# 180/225 mpg ??



## sherrie (Jul 29, 2006)

WELL...now that i have come around to the fact that i got lied to and ripped off in my eyes :? dont get me wrong im still gutted about it, but hey its still a rapid hot car 

Right anyway back to my topic ,just wondering if theres a mpg difference from the 180 to the 225, asking because my cars a thirsty boy 

I get around 24 miles for ten pounds :?:

any way i can check my mpg like you all can or is it different because my cars imported??


----------



## turtleTT (May 14, 2008)

you can check the miles per gallon by how many litres you put in to the miles you get ie. Â£10 roughly 10 litres for 24 miles = 12 mpg... :lol:


----------



## s_jon (Sep 6, 2006)

I think you have something wrong, in my 180 I get over 300 miles from Â£60, that is from mixed driving, but never driving like I am on an econamy run.


----------



## elz2008 (May 27, 2008)

12mpg is all im getting, running a decat and straight thru exhaust tho and stage 2 map and my right foot is bolted to the floor with like well huge bolts hahahaha


----------



## sherrie (Jul 29, 2006)

i drove on the motorway after putting ten pounds in and got 24-26 miles and it was very low as the warning light had been on around 10 miles :? 
i was going fast, but not pushing him much. Im putting petrol in real often and trying to work out what mpg, shame they dont have comps on the imports :?

little things like this annoy me about having import, when i wanted uk model :?


----------



## sherrie (Jul 29, 2006)

I think with things like- bigger wheels, customised exhaust, induction kit and upgraded dump will increase fuel comsumption, just didnt think it would make my car that thirsty lol


----------



## YELLOW_TT (Feb 25, 2004)

I have a 180 BHP Golf remapped and modded to 220 BHP and a 225 TTR remapped and modded to 280 BHP and the MPG is about the same with both of them I get about 300 miles to a tank of petrol 
If you are only getting 26 miles to Â£10 I think you have a problem some were


----------



## Loftlie (May 25, 2008)

Since buying my 180 TT, I am getting 31 to the gallon-This is a mixture of motorway & town driving.


----------



## Scotty225 (Feb 7, 2008)

I'm getting 37mpg mixed and 44mpg on a run from my 225. Standard and unmodded - so far :wink:

Scotty225


----------



## drjam (Apr 7, 2006)

Ours is usually between 25 and 30mpg.
Someone will be along to do a proper conversion no doubt, but what's petrol these days, just over Â£5 a gallon? So 25mpg ~ 25 miles per Â£5
(blimey, scarily expensive when I look at it like that!)


----------



## Major Problem (Jan 9, 2007)

If you're sure of your figures, you really need to get that car looked at Sherrie. That's the worst average mpg figure I've heard on the forum, and that's from a guy who's driving a V6 mainly around town! (24.9 average)

SHORT PROBLEM A
In the forum thread on 180 versus 225 fuel economy, which modifications does sherrie list as things that will increase fuel consumption?
SHORT PROBLEM B
Can you retype the forum thread on 180 versus 225 fuel economy, starting at "## elz2008 (May" and ending at "the imports :?"?
SHORT PROBLEM C
Can you extend the forum thread on 180 versus 225 fuel economy from the point where it stops?

Records

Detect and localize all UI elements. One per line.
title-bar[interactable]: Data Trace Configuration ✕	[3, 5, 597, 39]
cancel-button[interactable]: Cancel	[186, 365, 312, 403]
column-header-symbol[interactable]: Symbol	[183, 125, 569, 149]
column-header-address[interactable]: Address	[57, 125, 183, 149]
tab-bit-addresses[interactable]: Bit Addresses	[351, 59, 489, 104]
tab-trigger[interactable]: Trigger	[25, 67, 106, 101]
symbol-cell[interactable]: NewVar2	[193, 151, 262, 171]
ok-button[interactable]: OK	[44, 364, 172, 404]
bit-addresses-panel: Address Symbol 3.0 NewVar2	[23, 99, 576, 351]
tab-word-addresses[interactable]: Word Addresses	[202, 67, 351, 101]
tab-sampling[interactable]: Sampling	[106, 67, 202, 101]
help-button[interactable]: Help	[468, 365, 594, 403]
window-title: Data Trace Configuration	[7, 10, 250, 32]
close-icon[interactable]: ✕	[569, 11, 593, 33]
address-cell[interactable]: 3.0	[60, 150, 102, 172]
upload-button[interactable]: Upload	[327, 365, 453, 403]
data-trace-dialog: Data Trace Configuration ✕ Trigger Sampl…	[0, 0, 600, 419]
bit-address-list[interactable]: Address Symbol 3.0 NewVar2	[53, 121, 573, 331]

EXPECTED OUTPUT A
Bigger wheels, customised exhaust, induction kit, and upgraded dump.

EXPECTED OUTPUT B
## elz2008 (May 27, 2008)

12mpg is all im getting, running a decat and straight thru exhaust tho and stage 2 map and my right foot is bolted to the floor with like well huge bolts hahahaha


----------



## sherrie (Jul 29, 2006)

i drove on the motorway after putting ten pounds in and got 24-26 miles and it was very low as the warning light had been on around 10 miles :? 
i was going fast, but not pushing him much. Im putting petrol in real often and trying to work out what mpg, shame they dont have comps on the imports :?

EXPECTED OUTPUT C
----------



## biotechnology (Mar 12, 2008)

I top up my tank to full once or twice a week.Always check how much I got MPG wise.Worst is 26.3 mpg & best is 31.8.Unmodded


----------



## RickyTT (Nov 8, 2007)

Figures say that the 225 should get 30 MPG and the 180 should get 31 MPG
http://www.parkers.co.uk/cars/specs/Sum ... x?model=47

I get around 28 - 32 MPG depending on what sort of driving I'm doing - I would highly recommend getting your motor checked.


----------



## GEM (Jun 21, 2007)

Major Problem said:


> If you're sure of your figures, *you really need to get that car looked at Sherrie*. That's the worst average mpg figure I've heard on the forum, and that's from a guy who's driving a V6 mainly around town! (24.9 average)


Gotta agree...my *V6* has remap, different exhaust, sports cat, plus I drive it hard and yet still average 24.8.
Would expect any 180 or 225 to better my mpg figure.
Take it to a good independent and have it serviced/logged/checked out.
You'll save their cost in petrol within a few months.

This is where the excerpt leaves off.